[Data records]
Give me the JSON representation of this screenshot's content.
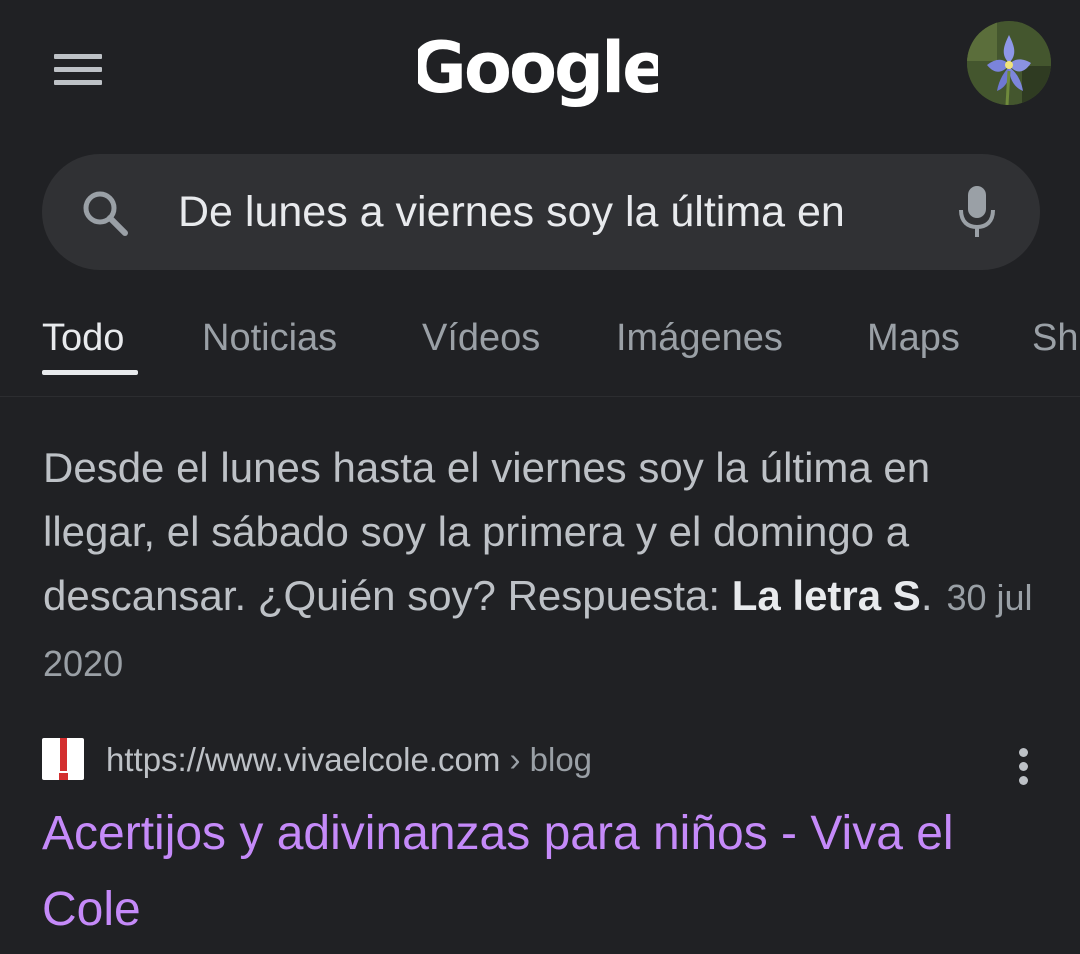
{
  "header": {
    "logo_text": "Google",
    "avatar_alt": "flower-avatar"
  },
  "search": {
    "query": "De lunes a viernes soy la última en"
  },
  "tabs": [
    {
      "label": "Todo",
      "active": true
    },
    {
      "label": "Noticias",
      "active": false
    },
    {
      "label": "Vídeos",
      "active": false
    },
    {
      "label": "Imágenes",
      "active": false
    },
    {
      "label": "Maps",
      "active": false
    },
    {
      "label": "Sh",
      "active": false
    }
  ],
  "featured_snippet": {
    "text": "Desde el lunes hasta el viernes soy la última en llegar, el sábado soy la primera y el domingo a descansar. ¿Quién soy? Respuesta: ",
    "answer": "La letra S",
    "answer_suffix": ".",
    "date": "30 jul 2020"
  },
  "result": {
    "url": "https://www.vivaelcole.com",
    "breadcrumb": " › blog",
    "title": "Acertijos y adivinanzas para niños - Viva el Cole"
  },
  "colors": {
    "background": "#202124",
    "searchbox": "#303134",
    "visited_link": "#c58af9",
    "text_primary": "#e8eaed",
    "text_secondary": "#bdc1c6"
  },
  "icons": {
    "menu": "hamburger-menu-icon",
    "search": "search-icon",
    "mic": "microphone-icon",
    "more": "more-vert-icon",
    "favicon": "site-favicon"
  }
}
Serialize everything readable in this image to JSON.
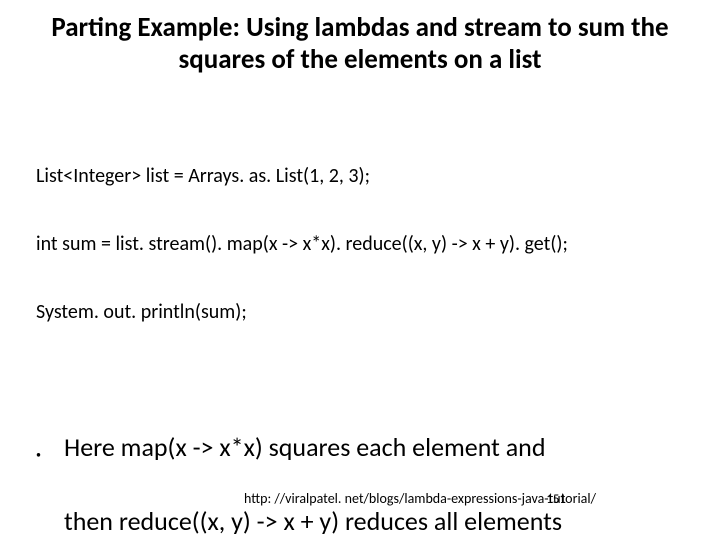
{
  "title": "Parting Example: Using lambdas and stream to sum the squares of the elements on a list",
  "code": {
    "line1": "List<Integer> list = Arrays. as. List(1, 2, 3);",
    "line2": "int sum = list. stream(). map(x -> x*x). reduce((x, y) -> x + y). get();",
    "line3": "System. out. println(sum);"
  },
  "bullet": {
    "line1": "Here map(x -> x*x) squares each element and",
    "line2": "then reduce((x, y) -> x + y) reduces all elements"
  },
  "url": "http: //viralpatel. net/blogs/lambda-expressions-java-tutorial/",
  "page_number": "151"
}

--- Task brief ---
Give the number of lines in the entries that include the string "this", and nothing more.

--- Reply ---
2